═════ Source material

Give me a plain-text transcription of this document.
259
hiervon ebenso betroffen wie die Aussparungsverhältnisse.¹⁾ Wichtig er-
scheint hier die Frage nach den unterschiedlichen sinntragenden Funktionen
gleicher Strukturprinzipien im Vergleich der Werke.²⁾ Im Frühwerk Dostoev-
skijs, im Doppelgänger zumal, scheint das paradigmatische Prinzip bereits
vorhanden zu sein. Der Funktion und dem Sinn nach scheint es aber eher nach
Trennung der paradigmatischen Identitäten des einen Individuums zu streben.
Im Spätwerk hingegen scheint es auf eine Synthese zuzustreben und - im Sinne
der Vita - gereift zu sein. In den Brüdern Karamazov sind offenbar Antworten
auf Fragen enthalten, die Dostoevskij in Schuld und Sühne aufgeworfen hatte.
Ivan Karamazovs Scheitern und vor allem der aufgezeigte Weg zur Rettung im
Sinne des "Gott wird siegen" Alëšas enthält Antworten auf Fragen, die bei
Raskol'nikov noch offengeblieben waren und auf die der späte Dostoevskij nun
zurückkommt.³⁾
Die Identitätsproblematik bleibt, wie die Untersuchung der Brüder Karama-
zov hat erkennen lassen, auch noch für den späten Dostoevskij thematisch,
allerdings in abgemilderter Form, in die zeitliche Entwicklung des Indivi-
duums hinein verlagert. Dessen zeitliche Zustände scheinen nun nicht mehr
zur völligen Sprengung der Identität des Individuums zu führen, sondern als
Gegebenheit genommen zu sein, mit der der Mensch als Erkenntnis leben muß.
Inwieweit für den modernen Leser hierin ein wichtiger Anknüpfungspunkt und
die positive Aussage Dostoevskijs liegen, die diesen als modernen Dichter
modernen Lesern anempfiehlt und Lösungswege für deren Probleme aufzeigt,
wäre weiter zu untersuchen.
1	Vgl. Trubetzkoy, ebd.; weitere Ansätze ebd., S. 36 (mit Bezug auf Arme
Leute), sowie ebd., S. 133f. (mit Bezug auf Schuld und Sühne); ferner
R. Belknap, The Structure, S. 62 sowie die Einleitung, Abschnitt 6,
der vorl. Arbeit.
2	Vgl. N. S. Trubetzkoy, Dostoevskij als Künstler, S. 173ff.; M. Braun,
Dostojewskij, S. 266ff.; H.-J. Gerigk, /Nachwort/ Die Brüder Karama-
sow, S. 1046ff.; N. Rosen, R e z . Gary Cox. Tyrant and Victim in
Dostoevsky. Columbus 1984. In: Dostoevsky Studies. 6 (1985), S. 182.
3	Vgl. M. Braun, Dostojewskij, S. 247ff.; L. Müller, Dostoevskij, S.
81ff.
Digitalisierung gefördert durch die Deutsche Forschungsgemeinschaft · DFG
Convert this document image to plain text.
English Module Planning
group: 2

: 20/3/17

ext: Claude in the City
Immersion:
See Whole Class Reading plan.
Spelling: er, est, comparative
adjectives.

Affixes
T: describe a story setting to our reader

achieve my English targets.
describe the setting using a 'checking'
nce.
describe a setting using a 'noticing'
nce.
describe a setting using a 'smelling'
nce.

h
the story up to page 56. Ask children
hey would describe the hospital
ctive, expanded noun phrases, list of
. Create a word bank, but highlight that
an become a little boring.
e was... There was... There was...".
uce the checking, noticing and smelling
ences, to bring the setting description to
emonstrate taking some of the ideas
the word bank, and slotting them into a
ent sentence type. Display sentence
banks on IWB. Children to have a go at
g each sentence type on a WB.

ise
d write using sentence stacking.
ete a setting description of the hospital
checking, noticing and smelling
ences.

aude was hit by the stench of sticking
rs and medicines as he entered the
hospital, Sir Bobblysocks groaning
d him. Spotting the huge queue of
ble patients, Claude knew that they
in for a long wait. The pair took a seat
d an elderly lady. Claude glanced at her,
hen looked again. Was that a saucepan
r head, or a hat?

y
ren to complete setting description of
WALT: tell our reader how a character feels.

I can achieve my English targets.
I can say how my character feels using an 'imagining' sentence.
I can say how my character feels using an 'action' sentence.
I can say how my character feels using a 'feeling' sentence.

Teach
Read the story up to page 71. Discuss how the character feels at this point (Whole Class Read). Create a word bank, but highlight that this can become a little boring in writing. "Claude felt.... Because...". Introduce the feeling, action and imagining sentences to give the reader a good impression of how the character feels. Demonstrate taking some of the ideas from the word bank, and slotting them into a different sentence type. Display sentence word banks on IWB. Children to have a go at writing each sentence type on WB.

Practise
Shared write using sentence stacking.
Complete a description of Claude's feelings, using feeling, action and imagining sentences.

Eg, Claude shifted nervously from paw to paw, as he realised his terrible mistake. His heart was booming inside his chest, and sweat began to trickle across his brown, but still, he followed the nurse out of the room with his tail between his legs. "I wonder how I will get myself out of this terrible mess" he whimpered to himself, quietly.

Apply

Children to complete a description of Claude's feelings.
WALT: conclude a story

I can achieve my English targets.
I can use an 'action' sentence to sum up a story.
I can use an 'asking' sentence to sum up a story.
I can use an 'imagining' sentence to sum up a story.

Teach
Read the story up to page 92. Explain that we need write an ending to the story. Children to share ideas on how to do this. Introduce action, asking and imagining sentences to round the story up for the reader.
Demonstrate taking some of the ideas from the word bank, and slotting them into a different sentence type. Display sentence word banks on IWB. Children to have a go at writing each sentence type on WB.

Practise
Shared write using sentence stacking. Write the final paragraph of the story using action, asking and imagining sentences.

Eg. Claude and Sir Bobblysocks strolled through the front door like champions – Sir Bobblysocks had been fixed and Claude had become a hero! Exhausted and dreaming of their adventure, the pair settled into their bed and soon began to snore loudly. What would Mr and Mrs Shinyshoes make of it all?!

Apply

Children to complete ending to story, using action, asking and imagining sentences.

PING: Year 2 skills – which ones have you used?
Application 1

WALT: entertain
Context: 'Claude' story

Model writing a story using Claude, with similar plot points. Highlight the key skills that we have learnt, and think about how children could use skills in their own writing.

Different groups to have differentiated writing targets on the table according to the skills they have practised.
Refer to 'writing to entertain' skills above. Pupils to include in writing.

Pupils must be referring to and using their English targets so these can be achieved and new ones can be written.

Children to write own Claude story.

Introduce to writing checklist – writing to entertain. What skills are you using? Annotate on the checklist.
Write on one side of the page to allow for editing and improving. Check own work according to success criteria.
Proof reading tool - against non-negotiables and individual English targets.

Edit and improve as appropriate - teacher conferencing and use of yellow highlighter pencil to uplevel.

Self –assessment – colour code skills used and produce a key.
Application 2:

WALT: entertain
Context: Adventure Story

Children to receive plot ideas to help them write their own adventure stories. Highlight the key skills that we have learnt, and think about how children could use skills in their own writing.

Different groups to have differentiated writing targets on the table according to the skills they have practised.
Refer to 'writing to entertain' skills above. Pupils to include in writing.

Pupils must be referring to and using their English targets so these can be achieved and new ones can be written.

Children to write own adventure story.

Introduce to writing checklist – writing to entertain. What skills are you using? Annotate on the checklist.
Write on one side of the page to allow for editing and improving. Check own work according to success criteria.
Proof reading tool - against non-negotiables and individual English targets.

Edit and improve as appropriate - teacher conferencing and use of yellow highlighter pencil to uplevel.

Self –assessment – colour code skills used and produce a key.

══════════

**Aim of the task**
Reproduce the listing in full, exactly, so that no line is missing.

**Solved problem**
Give me a plain-text transcription of this document.
259
hiervon ebenso betroffen wie die Aussparungsverhältnisse.¹⁾ Wichtig er-
scheint hier die Frage nach den unterschiedlichen sinntragenden Funktionen
gleicher Strukturprinzipien im Vergleich der Werke.²⁾ Im Frühwerk Dostoev-
skijs, im Doppelgänger zumal, scheint das paradigmatische Prinzip bereits
vorhanden zu sein. Der Funktion und dem Sinn nach scheint es aber eher nach
Trennung der paradigmatischen Identitäten des einen Individuums zu streben.
Im Spätwerk hingegen scheint es auf eine Synthese zuzustreben und - im Sinne
der Vita - gereift zu sein. In den Brüdern Karamazov sind offenbar Antworten
auf Fragen enthalten, die Dostoevskij in Schuld und Sühne aufgeworfen hatte.
Ivan Karamazovs Scheitern und vor allem der aufgezeigte Weg zur Rettung im
Sinne des "Gott wird siegen" Alëšas enthält Antworten auf Fragen, die bei
Raskol'nikov noch offengeblieben waren und auf die der späte Dostoevskij nun
zurückkommt.³⁾
Die Identitätsproblematik bleibt, wie die Untersuchung der Brüder Karama-
zov hat erkennen lassen, auch noch für den späten Dostoevskij thematisch,
allerdings in abgemilderter Form, in die zeitliche Entwicklung des Indivi-
duums hinein verlagert. Dessen zeitliche Zustände scheinen nun nicht mehr
zur völligen Sprengung der Identität des Individuums zu führen, sondern als
Gegebenheit genommen zu sein, mit der der Mensch als Erkenntnis leben muß.
Inwieweit für den modernen Leser hierin ein wichtiger Anknüpfungspunkt und
die positive Aussage Dostoevskijs liegen, die diesen als modernen Dichter
modernen Lesern anempfiehlt und Lösungswege für deren Probleme aufzeigt,
wäre weiter zu untersuchen.
1	Vgl. Trubetzkoy, ebd.; weitere Ansätze ebd., S. 36 (mit Bezug auf Arme
Leute), sowie ebd., S. 133f. (mit Bezug auf Schuld und Sühne); ferner
R. Belknap, The Structure, S. 62 sowie die Einleitung, Abschnitt 6,
der vorl. Arbeit.
2	Vgl. N. S. Trubetzkoy, Dostoevskij als Künstler, S. 173ff.; M. Braun,
Dostojewskij, S. 266ff.; H.-J. Gerigk, /Nachwort/ Die Brüder Karama-
sow, S. 1046ff.; N. Rosen, R e z . Gary Cox. Tyrant and Victim in
Dostoevsky. Columbus 1984. In: Dostoevsky Studies. 6 (1985), S. 182.
3	Vgl. M. Braun, Dostojewskij, S. 247ff.; L. Müller, Dostoevskij, S.
81ff.
Digitalisierung gefördert durch die Deutsche Forschungsgemeinschaft · DFG
Convert this document image to plain text.
English Module Planning
group: 2

: 20/3/17

ext: Claude in the City
Immersion:
See Whole Class Reading plan.
Spelling: er, est, comparative
adjectives.

Affixes
T: describe a story setting to our reader

achieve my English targets.
describe the setting using a 'checking'
nce.
describe a setting using a 'noticing'
nce.
describe a setting using a 'smelling'
nce.

h
the story up to page 56. Ask children
hey would describe the hospital
ctive, expanded noun phrases, list of
. Create a word bank, but highlight that
an become a little boring.
e was... There was... There was...".
uce the checking, noticing and smelling
ences, to bring the setting description to
emonstrate taking some of the ideas
the word bank, and slotting them into a
ent sentence type. Display sentence
banks on IWB. Children to have a go at
g each sentence type on a WB.

ise
d write using sentence stacking.
ete a setting description of the hospital
checking, noticing and smelling
ences.

aude was hit by the stench of sticking
rs and medicines as he entered the
hospital, Sir Bobblysocks groaning
d him. Spotting the huge queue of
ble patients, Claude knew that they
in for a long wait. The pair took a seat
d an elderly lady. Claude glanced at her,
hen looked again. Was that a saucepan
r head, or a hat?

y
ren to complete setting description of
WALT: tell our reader how a character feels.

I can achieve my English targets.
I can say how my character feels using an 'imagining' sentence.
I can say how my character feels using an 'action' sentence.
I can say how my character feels using a 'feeling' sentence.

Teach
Read the story up to page 71. Discuss how the character feels at this point (Whole Class Read). Create a word bank, but highlight that this can become a little boring in writing. "Claude felt.... Because...". Introduce the feeling, action and imagining sentences to give the reader a good impression of how the character feels. Demonstrate taking some of the ideas from the word bank, and slotting them into a different sentence type. Display sentence word banks on IWB. Children to have a go at writing each sentence type on WB.

Practise
Shared write using sentence stacking.
Complete a description of Claude's feelings, using feeling, action and imagining sentences.

Eg, Claude shifted nervously from paw to paw, as he realised his terrible mistake. His heart was booming inside his chest, and sweat began to trickle across his brown, but still, he followed the nurse out of the room with his tail between his legs. "I wonder how I will get myself out of this terrible mess" he whimpered to himself, quietly.

Apply

Children to complete a description of Claude's feelings.
WALT: conclude a story

I can achieve my English targets.
I can use an 'action' sentence to sum up a story.
I can use an 'asking' sentence to sum up a story.
I can use an 'imagining' sentence to sum up a story.

Teach
Read the story up to page 92. Explain that we need write an ending to the story. Children to share ideas on how to do this. Introduce action, asking and imagining sentences to round the story up for the reader.
Demonstrate taking some of the ideas from the word bank, and slotting them into a different sentence type. Display sentence word banks on IWB. Children to have a go at writing each sentence type on WB.

Practise
Shared write using sentence stacking. Write the final paragraph of the story using action, asking and imagining sentences.

Eg. Claude and Sir Bobblysocks strolled through the front door like champions – Sir Bobblysocks had been fixed and Claude had become a hero! Exhausted and dreaming of their adventure, the pair settled into their bed and soon began to snore loudly. What would Mr and Mrs Shinyshoes make of it all?!

Apply

Children to complete ending to story, using action, asking and imagining sentences.

PING: Year 2 skills – which ones have you used?
Application 1

WALT: entertain
Context: 'Claude' story

Model writing a story using Claude, with similar plot points. Highlight the key skills that we have learnt, and think about how children could use skills in their own writing.

Different groups to have differentiated writing targets on the table according to the skills they have practised.
Refer to 'writing to entertain' skills above. Pupils to include in writing.

Pupils must be referring to and using their English targets so these can be achieved and new ones can be written.

Children to write own Claude story.

Introduce to writing checklist – writing to entertain. What skills are you using? Annotate on the checklist.
Write on one side of the page to allow for editing and improving. Check own work according to success criteria.
Proof reading tool - against non-negotiables and individual English targets.

Edit and improve as appropriate - teacher conferencing and use of yellow highlighter pencil to uplevel.

Self –assessment – colour code skills used and produce a key.
Application 2:

WALT: entertain
Context: Adventure Story

Children to receive plot ideas to help them write their own adventure stories. Highlight the key skills that we have learnt, and think about how children could use skills in their own writing.

Different groups to have differentiated writing targets on the table according to the skills they have practised.
Refer to 'writing to entertain' skills above. Pupils to include in writing.

Pupils must be referring to and using their English targets so these can be achieved and new ones can be written.

Children to write own adventure story.

Introduce to writing checklist – writing to entertain. What skills are you using? Annotate on the checklist.
Write on one side of the page to allow for editing and improving. Check own work according to success criteria.
Proof reading tool - against non-negotiables and individual English targets.

Edit and improve as appropriate - teacher conferencing and use of yellow highlighter pencil to uplevel.

Self –assessment – colour code skills used and produce a key.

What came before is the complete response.